Copy down every line where the string "title" shows up.

────

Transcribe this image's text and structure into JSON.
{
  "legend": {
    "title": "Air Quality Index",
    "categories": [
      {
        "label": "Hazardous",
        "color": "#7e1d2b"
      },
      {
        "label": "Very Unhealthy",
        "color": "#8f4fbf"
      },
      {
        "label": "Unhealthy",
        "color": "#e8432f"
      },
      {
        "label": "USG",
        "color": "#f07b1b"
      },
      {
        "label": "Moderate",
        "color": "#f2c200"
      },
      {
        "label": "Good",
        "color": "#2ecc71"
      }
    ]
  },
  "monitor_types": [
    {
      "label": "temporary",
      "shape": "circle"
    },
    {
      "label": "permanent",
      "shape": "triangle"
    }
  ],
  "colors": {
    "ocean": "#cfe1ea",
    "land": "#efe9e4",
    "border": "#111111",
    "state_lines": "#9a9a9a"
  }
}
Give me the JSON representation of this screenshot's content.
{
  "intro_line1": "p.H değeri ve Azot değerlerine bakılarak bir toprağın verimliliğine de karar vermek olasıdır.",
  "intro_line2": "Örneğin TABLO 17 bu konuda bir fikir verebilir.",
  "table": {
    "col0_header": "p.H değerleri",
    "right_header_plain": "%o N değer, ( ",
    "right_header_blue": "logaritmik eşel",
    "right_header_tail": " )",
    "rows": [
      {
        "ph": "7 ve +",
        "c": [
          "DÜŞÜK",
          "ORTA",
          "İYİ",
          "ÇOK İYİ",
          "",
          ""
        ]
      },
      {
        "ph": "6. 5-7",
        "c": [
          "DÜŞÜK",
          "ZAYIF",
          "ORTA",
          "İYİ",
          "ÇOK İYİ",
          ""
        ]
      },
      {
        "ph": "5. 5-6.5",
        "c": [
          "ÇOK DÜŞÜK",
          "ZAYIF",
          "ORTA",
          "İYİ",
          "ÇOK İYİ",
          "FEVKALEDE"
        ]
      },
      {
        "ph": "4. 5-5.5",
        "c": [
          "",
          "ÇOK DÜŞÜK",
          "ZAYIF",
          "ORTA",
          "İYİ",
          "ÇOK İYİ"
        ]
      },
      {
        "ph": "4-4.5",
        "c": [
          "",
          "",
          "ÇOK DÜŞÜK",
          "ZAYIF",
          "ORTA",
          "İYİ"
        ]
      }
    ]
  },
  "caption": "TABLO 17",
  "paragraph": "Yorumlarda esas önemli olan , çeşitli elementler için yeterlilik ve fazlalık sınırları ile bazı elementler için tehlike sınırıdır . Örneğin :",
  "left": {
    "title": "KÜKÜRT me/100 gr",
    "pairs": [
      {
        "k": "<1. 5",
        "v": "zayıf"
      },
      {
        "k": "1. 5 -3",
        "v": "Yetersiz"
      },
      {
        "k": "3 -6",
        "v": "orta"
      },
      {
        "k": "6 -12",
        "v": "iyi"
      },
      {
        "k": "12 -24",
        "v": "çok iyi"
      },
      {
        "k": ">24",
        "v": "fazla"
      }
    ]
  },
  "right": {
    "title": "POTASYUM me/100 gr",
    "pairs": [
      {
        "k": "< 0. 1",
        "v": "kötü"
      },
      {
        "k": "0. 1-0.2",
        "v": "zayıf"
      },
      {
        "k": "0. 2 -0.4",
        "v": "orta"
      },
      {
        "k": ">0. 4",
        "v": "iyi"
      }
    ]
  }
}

────

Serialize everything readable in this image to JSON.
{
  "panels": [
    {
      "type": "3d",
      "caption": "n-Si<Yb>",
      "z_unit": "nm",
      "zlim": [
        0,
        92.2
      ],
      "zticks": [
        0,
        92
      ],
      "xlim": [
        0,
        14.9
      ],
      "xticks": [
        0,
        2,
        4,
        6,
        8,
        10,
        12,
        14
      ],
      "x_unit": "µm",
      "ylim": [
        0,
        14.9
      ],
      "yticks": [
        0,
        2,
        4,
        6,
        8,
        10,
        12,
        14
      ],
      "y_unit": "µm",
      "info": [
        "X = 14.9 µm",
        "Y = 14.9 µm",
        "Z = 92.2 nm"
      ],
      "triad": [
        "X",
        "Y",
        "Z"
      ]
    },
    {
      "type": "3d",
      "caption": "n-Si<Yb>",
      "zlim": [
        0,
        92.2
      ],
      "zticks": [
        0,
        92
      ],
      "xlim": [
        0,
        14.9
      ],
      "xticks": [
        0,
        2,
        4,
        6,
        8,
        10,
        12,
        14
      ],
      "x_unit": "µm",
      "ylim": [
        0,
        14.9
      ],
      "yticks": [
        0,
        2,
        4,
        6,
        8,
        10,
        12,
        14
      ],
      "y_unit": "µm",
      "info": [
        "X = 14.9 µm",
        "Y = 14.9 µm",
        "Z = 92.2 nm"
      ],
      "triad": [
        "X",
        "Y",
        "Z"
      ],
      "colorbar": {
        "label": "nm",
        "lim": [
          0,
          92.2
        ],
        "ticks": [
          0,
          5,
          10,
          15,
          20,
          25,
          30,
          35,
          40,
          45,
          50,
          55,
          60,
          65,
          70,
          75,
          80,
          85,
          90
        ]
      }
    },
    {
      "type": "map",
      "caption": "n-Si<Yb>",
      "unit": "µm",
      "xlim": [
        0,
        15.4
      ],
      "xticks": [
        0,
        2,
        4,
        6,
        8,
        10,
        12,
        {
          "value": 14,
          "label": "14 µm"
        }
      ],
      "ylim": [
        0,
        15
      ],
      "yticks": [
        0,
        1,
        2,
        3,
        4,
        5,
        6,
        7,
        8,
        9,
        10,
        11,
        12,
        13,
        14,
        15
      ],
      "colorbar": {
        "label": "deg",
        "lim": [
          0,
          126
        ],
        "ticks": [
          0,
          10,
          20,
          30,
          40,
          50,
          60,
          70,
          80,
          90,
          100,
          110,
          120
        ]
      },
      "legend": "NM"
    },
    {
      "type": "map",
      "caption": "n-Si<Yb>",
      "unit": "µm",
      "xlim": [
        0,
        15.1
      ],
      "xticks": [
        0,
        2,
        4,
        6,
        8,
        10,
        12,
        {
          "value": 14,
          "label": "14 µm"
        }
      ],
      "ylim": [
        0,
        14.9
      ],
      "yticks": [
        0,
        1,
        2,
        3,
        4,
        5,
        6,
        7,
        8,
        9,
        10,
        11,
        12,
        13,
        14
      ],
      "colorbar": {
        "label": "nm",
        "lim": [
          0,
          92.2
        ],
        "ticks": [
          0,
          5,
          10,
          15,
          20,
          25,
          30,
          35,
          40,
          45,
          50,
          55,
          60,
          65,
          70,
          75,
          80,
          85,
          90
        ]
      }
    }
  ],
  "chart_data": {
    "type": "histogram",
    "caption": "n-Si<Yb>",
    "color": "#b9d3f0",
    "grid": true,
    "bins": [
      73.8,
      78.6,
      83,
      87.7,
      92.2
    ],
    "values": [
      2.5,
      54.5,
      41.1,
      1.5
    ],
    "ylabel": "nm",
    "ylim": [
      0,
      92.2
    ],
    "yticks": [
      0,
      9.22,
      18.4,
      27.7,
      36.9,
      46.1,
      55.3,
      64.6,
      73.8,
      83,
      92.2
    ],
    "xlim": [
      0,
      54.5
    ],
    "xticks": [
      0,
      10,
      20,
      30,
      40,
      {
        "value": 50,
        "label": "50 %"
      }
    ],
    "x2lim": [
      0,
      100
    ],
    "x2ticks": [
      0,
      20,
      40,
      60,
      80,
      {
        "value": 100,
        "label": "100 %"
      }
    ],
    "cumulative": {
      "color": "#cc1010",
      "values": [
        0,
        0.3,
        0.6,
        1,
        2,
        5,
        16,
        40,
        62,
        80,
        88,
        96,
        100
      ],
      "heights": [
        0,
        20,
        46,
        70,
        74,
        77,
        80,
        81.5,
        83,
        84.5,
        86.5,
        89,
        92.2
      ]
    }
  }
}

────

WRITTEN SOLUTION ▸
    "title": "Air Quality Index",
    "title": "KÜKÜRT me/100 gr",
    "title": "POTASYUM me/100 gr",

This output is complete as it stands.